▸ **What is required**:
Tally the lines in the listing below that contain "this" and report the tally alone.

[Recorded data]
________________________________________

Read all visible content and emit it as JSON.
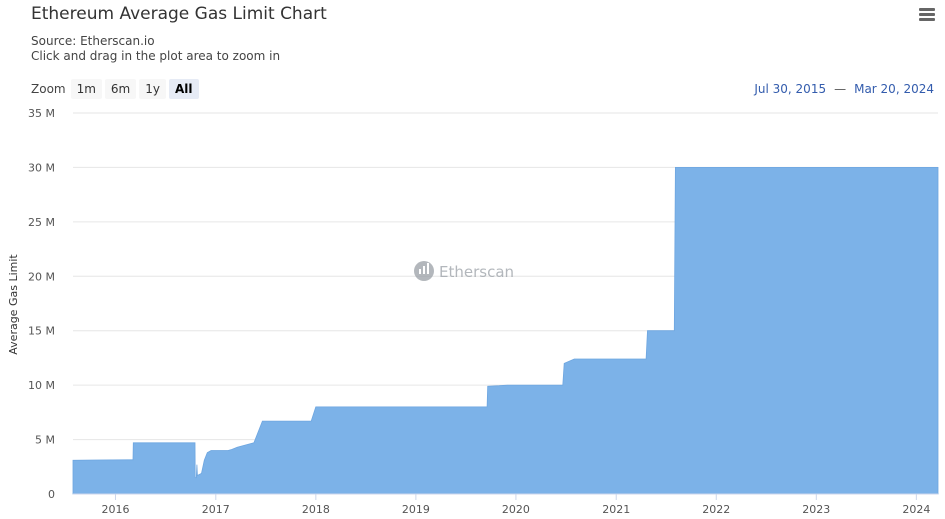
{
  "header": {
    "title": "Ethereum Average Gas Limit Chart",
    "source": "Source: Etherscan.io",
    "hint": "Click and drag in the plot area to zoom in"
  },
  "zoom": {
    "label": "Zoom",
    "buttons": [
      "1m",
      "6m",
      "1y",
      "All"
    ],
    "active": "All"
  },
  "range": {
    "from": "Jul 30, 2015",
    "separator": "—",
    "to": "Mar 20, 2024"
  },
  "watermark": "Etherscan",
  "menu_icon": "hamburger-menu-icon",
  "colors": {
    "area": "#7cb2e8",
    "grid": "#e6e6e6",
    "range_text": "#335cad"
  },
  "chart_data": {
    "type": "area",
    "title": "Ethereum Average Gas Limit Chart",
    "ylabel": "Average Gas Limit",
    "xlabel": "",
    "ylim": [
      0,
      35000000
    ],
    "xlim": [
      "2015-07-30",
      "2024-03-20"
    ],
    "grid": true,
    "yticks": [
      {
        "value": 0,
        "label": "0"
      },
      {
        "value": 5000000,
        "label": "5 M"
      },
      {
        "value": 10000000,
        "label": "10 M"
      },
      {
        "value": 15000000,
        "label": "15 M"
      },
      {
        "value": 20000000,
        "label": "20 M"
      },
      {
        "value": 25000000,
        "label": "25 M"
      },
      {
        "value": 30000000,
        "label": "30 M"
      },
      {
        "value": 35000000,
        "label": "35 M"
      }
    ],
    "xticks": [
      {
        "year": 2016,
        "label": "2016"
      },
      {
        "year": 2017,
        "label": "2017"
      },
      {
        "year": 2018,
        "label": "2018"
      },
      {
        "year": 2019,
        "label": "2019"
      },
      {
        "year": 2020,
        "label": "2020"
      },
      {
        "year": 2021,
        "label": "2021"
      },
      {
        "year": 2022,
        "label": "2022"
      },
      {
        "year": 2023,
        "label": "2023"
      },
      {
        "year": 2024,
        "label": "2024"
      }
    ],
    "points": [
      [
        "2015-07-30",
        3100000
      ],
      [
        "2015-10-20",
        3120000
      ],
      [
        "2016-03-05",
        3140000
      ],
      [
        "2016-03-06",
        4700000
      ],
      [
        "2016-10-17",
        4700000
      ],
      [
        "2016-10-18",
        1500000
      ],
      [
        "2016-10-22",
        1500000
      ],
      [
        "2016-10-24",
        2700000
      ],
      [
        "2016-10-26",
        1700000
      ],
      [
        "2016-11-10",
        1900000
      ],
      [
        "2016-11-20",
        3100000
      ],
      [
        "2016-12-01",
        3800000
      ],
      [
        "2016-12-15",
        4000000
      ],
      [
        "2017-02-15",
        4000000
      ],
      [
        "2017-03-01",
        4100000
      ],
      [
        "2017-03-20",
        4300000
      ],
      [
        "2017-05-20",
        4700000
      ],
      [
        "2017-06-20",
        6700000
      ],
      [
        "2017-12-15",
        6700000
      ],
      [
        "2018-01-01",
        8000000
      ],
      [
        "2019-09-18",
        8000000
      ],
      [
        "2019-09-20",
        9900000
      ],
      [
        "2019-11-01",
        9950000
      ],
      [
        "2019-12-01",
        10000000
      ],
      [
        "2020-06-20",
        10000000
      ],
      [
        "2020-06-25",
        12000000
      ],
      [
        "2020-08-01",
        12400000
      ],
      [
        "2021-04-20",
        12400000
      ],
      [
        "2021-04-25",
        15000000
      ],
      [
        "2021-08-01",
        15000000
      ],
      [
        "2021-08-05",
        30000000
      ],
      [
        "2024-03-20",
        30000000
      ]
    ]
  }
}
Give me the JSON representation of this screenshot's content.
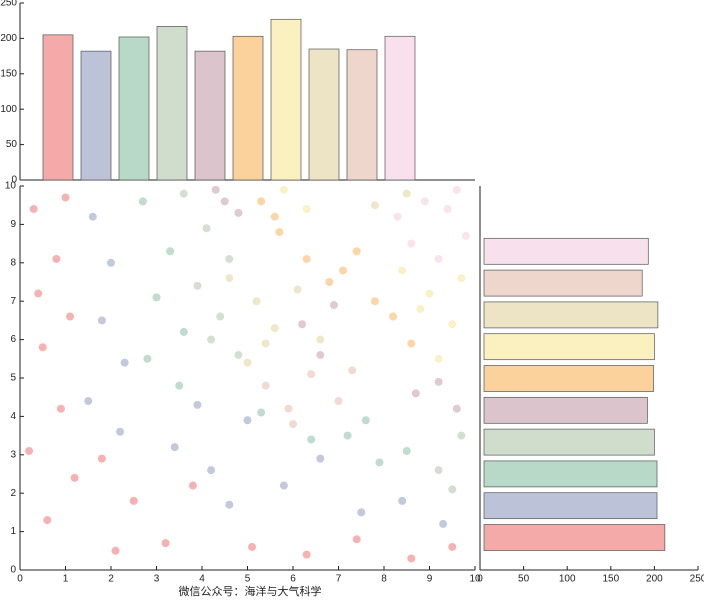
{
  "chart_data": [
    {
      "type": "bar",
      "categories": [
        null,
        null,
        null,
        null,
        null,
        null,
        null,
        null,
        null,
        null
      ],
      "values": [
        205,
        182,
        202,
        217,
        182,
        203,
        227,
        185,
        184,
        203
      ],
      "colors": [
        "#f4aaa8",
        "#bcc3d8",
        "#b8d8c8",
        "#d0dccc",
        "#dcc4cc",
        "#fcd29c",
        "#faf0c0",
        "#ece4c4",
        "#eed6cc",
        "#f8e0ec"
      ],
      "ylim": [
        0,
        250
      ],
      "yticks": [
        0,
        50,
        100,
        150,
        200,
        250
      ]
    },
    {
      "type": "barh",
      "categories": [
        null,
        null,
        null,
        null,
        null,
        null,
        null,
        null,
        null,
        null
      ],
      "values": [
        212,
        203,
        203,
        200,
        192,
        199,
        200,
        204,
        186,
        193
      ],
      "colors": [
        "#f4aaa8",
        "#bcc3d8",
        "#b8d8c8",
        "#d0dccc",
        "#dcc4cc",
        "#fcd29c",
        "#faf0c0",
        "#ece4c4",
        "#eed6cc",
        "#f8e0ec"
      ],
      "xlim": [
        0,
        250
      ],
      "xticks": [
        0,
        50,
        100,
        150,
        200,
        250
      ]
    },
    {
      "type": "scatter",
      "note_text": "微信公众号：海洋与大气科学",
      "xlim": [
        0,
        10
      ],
      "ylim": [
        0,
        10
      ],
      "xticks": [
        0,
        1,
        2,
        3,
        4,
        5,
        6,
        7,
        8,
        9,
        10
      ],
      "yticks": [
        0,
        1,
        2,
        3,
        4,
        5,
        6,
        7,
        8,
        9,
        10
      ],
      "series": [
        {
          "color": "#f4aaa8",
          "x": [
            0.3,
            0.8,
            1.1,
            0.5,
            0.9,
            0.2,
            1.2,
            0.6,
            1.8,
            2.5,
            3.2,
            2.1,
            3.8,
            5.1,
            6.3,
            7.4,
            8.6,
            9.5,
            0.4,
            1.0
          ],
          "y": [
            9.4,
            8.1,
            6.6,
            5.8,
            4.2,
            3.1,
            2.4,
            1.3,
            2.9,
            1.8,
            0.7,
            0.5,
            2.2,
            0.6,
            0.4,
            0.8,
            0.3,
            0.6,
            7.2,
            9.7
          ]
        },
        {
          "color": "#bcc3d8",
          "x": [
            1.6,
            2.0,
            1.8,
            2.3,
            1.5,
            2.2,
            3.4,
            4.2,
            5.0,
            5.8,
            6.6,
            3.9,
            7.5,
            8.4,
            9.3,
            4.6
          ],
          "y": [
            9.2,
            8.0,
            6.5,
            5.4,
            4.4,
            3.6,
            3.2,
            2.6,
            3.9,
            2.2,
            2.9,
            4.3,
            1.5,
            1.8,
            1.2,
            1.7
          ]
        },
        {
          "color": "#b8d8c8",
          "x": [
            2.7,
            3.3,
            3.0,
            3.6,
            2.8,
            3.5,
            7.2,
            7.9,
            8.5,
            7.6,
            6.4,
            5.3
          ],
          "y": [
            9.6,
            8.3,
            7.1,
            6.2,
            5.5,
            4.8,
            3.5,
            2.8,
            3.1,
            3.9,
            3.4,
            4.1
          ]
        },
        {
          "color": "#d0dccc",
          "x": [
            3.6,
            4.1,
            4.6,
            3.9,
            4.4,
            4.8,
            9.2,
            9.7,
            9.5,
            4.2
          ],
          "y": [
            9.8,
            8.9,
            8.1,
            7.4,
            6.6,
            5.6,
            2.6,
            3.5,
            2.1,
            6.0
          ]
        },
        {
          "color": "#dcc4cc",
          "x": [
            4.3,
            4.8,
            6.2,
            6.6,
            6.9,
            8.7,
            9.2,
            4.5,
            9.6
          ],
          "y": [
            9.9,
            9.3,
            6.4,
            5.6,
            6.9,
            4.6,
            4.9,
            9.6,
            4.2
          ]
        },
        {
          "color": "#fcd29c",
          "x": [
            5.3,
            5.7,
            6.3,
            6.8,
            7.4,
            7.8,
            8.2,
            8.6,
            7.1,
            5.6
          ],
          "y": [
            9.6,
            8.8,
            8.1,
            7.5,
            8.3,
            7.0,
            6.6,
            5.9,
            7.8,
            9.2
          ]
        },
        {
          "color": "#faf0c0",
          "x": [
            5.8,
            6.3,
            8.4,
            9.0,
            9.5,
            9.2,
            9.7,
            8.8
          ],
          "y": [
            9.9,
            9.4,
            7.8,
            7.2,
            6.4,
            5.5,
            7.6,
            6.8
          ]
        },
        {
          "color": "#ece4c4",
          "x": [
            4.6,
            5.2,
            5.6,
            6.1,
            5.0,
            6.6,
            7.8,
            8.5,
            5.4
          ],
          "y": [
            7.6,
            7.0,
            6.3,
            7.3,
            5.4,
            6.0,
            9.5,
            9.8,
            5.9
          ]
        },
        {
          "color": "#eed6cc",
          "x": [
            5.4,
            5.9,
            6.4,
            7.0,
            6.0,
            7.3
          ],
          "y": [
            4.8,
            4.2,
            5.1,
            4.4,
            3.8,
            5.2
          ]
        },
        {
          "color": "#f8e0ec",
          "x": [
            8.3,
            8.9,
            9.4,
            9.8,
            8.6,
            9.2,
            9.6
          ],
          "y": [
            9.2,
            9.6,
            9.4,
            8.7,
            8.5,
            8.1,
            9.9
          ]
        }
      ]
    }
  ]
}
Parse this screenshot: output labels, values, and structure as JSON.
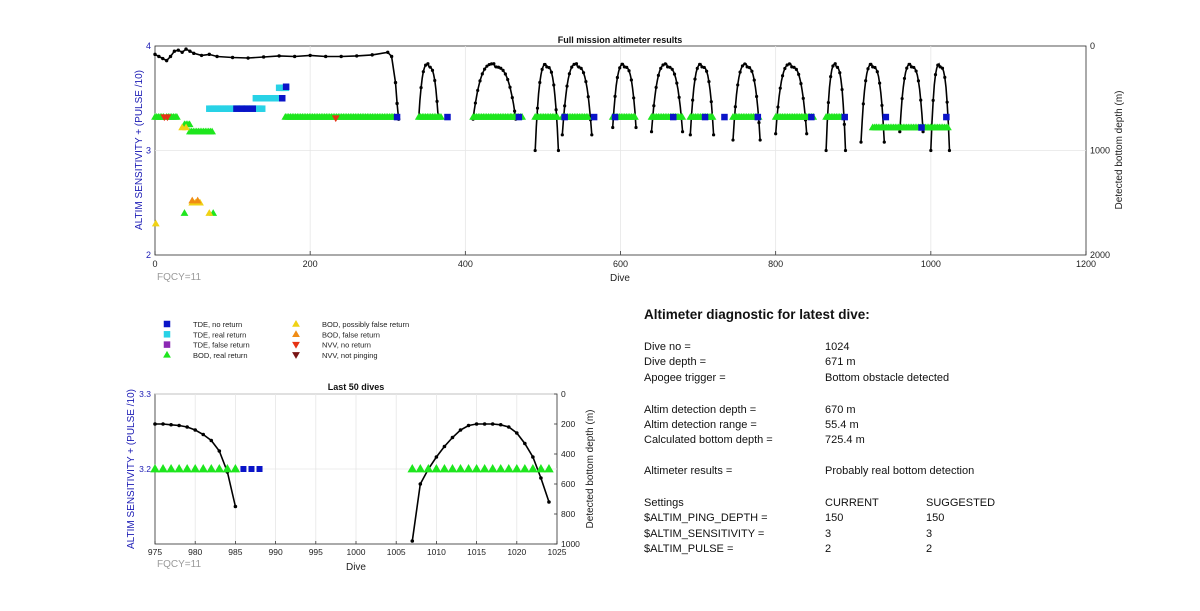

________________________________________

▸ **The result**:
2